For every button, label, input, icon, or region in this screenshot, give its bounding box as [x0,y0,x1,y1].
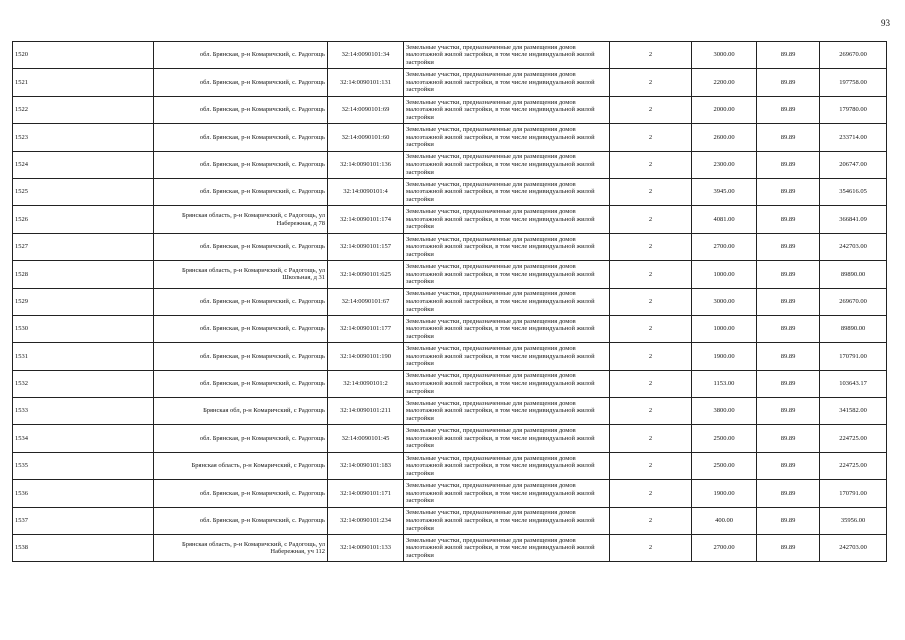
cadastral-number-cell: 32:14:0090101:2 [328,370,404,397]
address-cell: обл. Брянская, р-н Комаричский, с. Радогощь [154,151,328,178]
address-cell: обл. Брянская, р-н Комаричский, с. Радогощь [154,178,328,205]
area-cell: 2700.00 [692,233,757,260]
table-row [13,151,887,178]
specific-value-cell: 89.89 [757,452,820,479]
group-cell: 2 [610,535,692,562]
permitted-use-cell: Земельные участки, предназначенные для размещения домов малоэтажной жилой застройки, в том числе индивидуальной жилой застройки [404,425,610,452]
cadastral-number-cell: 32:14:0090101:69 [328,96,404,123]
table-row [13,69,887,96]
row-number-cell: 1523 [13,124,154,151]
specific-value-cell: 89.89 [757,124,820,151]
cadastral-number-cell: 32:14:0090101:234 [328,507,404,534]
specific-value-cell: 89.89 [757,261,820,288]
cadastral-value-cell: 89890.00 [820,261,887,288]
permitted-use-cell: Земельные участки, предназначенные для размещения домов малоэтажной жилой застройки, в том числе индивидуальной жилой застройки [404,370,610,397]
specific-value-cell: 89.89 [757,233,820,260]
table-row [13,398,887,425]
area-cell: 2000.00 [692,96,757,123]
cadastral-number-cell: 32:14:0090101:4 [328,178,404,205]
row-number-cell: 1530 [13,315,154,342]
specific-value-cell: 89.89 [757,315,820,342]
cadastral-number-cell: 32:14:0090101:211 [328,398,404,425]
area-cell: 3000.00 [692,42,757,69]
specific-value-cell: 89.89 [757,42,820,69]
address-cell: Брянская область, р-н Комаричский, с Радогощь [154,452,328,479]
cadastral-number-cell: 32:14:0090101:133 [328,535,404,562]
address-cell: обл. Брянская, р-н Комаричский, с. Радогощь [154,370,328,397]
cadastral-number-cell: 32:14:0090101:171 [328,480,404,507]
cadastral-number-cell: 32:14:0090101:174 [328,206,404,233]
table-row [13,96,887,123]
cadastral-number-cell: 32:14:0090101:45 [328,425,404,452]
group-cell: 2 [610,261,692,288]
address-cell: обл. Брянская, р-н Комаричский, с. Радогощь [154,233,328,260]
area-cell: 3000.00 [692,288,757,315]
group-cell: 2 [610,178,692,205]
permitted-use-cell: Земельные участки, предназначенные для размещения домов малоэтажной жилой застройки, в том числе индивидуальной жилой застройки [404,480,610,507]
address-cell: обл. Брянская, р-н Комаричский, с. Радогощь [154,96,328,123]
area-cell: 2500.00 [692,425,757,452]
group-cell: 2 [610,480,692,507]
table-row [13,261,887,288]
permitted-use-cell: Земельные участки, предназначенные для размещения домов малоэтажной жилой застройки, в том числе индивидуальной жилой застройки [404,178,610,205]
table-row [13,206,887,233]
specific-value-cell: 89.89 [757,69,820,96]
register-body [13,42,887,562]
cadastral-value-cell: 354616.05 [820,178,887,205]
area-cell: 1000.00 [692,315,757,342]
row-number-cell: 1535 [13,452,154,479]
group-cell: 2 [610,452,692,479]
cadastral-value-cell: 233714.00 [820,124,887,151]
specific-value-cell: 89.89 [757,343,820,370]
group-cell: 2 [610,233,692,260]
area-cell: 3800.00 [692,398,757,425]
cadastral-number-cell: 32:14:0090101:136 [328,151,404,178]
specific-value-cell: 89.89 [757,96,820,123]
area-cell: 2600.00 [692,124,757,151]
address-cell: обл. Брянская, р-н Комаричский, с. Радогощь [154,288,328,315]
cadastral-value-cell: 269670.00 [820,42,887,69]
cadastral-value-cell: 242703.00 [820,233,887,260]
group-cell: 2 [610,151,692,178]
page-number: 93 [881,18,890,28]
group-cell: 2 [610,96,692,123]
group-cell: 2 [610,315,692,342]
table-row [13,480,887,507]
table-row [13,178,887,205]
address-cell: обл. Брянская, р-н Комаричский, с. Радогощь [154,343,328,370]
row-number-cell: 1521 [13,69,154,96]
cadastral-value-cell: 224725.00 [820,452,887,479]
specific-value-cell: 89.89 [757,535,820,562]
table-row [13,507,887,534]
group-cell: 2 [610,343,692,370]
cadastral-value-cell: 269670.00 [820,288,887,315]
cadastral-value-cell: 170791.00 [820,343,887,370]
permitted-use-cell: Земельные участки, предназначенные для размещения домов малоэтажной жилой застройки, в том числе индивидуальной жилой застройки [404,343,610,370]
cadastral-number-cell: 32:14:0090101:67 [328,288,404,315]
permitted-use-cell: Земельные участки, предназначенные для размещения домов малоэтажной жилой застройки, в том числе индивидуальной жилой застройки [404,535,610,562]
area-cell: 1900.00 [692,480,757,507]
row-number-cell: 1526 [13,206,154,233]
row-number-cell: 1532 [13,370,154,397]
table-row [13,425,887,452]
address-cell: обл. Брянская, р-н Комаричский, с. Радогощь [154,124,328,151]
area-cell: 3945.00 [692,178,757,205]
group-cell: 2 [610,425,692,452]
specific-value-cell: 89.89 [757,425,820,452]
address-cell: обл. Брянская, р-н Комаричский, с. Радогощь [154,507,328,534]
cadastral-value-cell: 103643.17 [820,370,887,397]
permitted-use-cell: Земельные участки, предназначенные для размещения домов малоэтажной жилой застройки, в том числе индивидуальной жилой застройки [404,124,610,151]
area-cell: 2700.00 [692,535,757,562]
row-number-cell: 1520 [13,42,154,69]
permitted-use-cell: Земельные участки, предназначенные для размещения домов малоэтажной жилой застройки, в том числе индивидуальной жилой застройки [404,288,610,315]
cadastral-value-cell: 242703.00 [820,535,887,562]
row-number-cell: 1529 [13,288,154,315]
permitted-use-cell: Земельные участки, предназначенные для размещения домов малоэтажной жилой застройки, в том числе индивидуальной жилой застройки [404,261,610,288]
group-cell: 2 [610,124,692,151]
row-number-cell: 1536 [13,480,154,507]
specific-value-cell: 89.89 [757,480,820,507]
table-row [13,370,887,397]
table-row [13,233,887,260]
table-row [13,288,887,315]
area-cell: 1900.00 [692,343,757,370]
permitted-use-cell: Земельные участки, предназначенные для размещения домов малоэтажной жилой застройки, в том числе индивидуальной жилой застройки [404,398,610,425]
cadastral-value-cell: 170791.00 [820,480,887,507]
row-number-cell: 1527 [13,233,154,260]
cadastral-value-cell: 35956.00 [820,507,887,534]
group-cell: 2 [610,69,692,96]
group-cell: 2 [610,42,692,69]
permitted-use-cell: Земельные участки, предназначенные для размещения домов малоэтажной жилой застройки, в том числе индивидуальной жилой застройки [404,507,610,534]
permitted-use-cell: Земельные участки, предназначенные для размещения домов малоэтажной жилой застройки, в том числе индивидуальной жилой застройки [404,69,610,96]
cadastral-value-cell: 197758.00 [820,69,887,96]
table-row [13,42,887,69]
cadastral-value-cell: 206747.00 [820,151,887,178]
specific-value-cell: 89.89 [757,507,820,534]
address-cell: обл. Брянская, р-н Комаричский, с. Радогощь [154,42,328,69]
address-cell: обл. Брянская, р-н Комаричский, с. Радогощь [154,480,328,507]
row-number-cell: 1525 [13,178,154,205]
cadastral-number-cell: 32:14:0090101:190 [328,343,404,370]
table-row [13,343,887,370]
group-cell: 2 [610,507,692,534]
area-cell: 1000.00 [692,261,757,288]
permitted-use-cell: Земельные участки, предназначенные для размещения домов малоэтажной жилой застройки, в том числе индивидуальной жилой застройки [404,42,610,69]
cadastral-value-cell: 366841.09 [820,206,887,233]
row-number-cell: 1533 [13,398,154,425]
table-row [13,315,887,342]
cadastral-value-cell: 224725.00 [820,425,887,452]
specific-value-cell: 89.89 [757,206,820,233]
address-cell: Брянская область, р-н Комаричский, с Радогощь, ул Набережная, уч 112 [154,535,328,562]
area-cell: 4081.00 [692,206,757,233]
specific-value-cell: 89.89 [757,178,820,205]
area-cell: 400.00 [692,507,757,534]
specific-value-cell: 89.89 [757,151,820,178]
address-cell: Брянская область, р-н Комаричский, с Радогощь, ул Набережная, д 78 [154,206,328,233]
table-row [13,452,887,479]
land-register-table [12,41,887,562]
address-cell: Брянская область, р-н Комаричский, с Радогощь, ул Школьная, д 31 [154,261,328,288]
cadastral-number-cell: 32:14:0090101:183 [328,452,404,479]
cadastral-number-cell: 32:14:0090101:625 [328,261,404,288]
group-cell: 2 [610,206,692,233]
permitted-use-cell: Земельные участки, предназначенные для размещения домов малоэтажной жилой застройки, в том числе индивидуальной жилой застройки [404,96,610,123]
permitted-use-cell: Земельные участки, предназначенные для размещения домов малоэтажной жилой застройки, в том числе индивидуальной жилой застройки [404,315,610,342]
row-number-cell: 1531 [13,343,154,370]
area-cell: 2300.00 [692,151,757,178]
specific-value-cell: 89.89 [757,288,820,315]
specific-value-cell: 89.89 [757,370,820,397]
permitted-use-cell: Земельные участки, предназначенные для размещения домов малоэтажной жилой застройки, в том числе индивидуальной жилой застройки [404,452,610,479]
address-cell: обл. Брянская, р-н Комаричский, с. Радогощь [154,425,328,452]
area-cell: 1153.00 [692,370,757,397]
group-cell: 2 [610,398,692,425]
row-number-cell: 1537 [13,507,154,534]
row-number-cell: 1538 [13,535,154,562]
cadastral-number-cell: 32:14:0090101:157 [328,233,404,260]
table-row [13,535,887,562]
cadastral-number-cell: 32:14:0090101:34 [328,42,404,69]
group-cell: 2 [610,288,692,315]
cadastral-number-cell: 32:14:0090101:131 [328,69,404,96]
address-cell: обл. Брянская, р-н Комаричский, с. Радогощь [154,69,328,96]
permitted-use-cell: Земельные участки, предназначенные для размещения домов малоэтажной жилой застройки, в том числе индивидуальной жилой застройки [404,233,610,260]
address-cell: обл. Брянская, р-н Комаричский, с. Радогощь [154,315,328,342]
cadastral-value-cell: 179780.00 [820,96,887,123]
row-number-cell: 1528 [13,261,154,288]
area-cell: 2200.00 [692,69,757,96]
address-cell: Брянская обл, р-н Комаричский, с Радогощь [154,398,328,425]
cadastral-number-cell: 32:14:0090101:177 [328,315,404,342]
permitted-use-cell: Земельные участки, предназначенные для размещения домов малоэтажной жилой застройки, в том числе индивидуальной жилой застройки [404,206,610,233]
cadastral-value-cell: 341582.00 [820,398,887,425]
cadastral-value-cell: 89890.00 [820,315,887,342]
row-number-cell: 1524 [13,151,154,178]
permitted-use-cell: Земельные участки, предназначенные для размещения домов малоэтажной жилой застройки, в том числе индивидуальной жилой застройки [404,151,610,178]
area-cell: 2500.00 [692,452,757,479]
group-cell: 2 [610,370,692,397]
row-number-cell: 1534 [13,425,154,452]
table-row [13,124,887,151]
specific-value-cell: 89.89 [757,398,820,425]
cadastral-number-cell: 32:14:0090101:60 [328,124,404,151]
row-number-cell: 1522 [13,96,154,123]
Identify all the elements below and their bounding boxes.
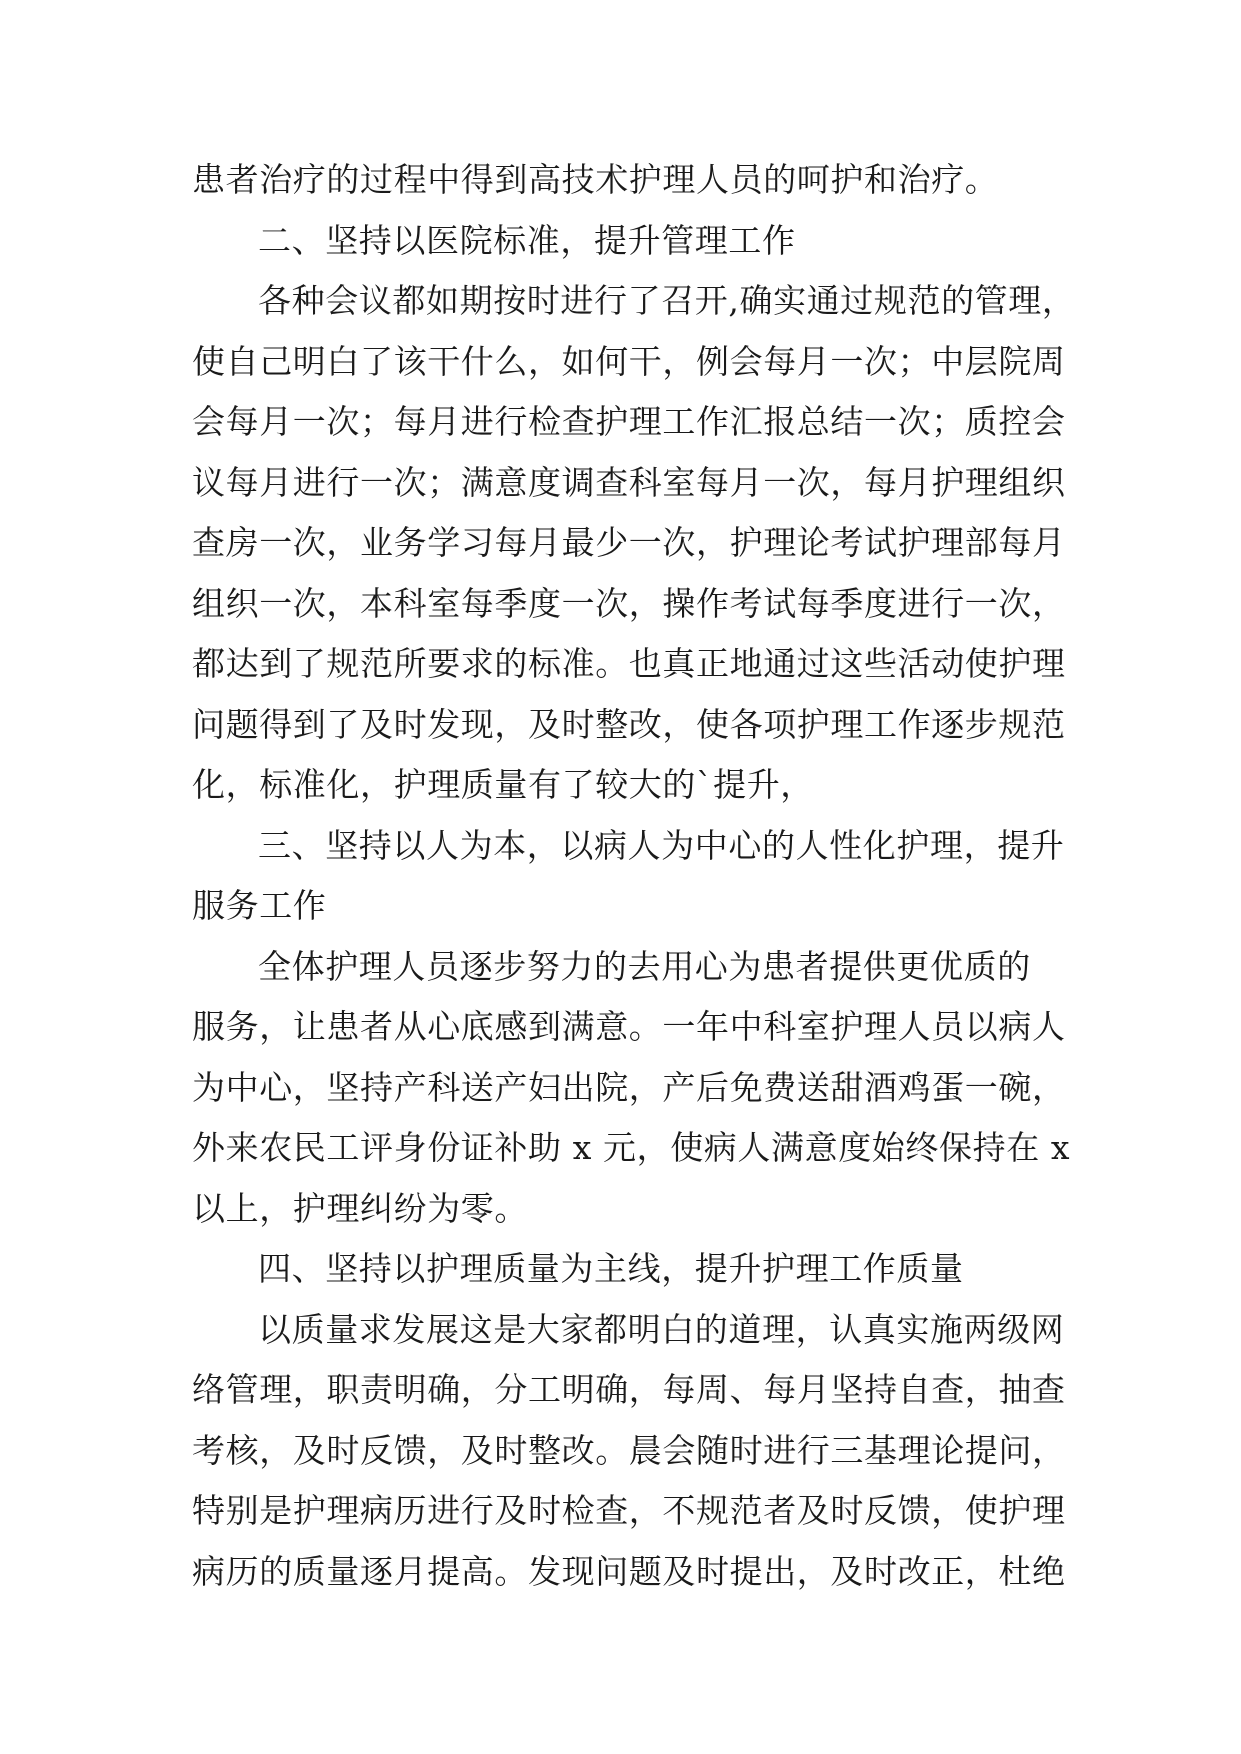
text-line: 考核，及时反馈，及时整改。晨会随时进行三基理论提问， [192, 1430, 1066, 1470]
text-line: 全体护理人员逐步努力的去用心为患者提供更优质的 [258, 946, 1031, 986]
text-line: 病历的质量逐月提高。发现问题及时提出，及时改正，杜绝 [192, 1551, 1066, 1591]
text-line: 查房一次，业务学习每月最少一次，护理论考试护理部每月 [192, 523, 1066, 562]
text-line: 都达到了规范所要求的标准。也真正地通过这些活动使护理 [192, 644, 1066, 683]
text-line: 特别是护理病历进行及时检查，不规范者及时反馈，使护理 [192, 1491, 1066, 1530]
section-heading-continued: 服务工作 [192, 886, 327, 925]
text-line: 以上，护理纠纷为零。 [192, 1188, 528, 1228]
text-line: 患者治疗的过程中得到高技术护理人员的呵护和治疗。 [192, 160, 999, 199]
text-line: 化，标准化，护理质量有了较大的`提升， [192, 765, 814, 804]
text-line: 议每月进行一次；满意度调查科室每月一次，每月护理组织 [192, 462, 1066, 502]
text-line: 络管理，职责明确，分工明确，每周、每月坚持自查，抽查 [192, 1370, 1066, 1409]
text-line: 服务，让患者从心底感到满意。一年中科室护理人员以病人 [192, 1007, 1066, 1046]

____

Problem details => Please pick out and copy every line of the records that contains the string "register", treating uppercase and lowercase as different.

Worked answer =>
register-body [13,42,887,562]
land-register-table [12,41,887,562]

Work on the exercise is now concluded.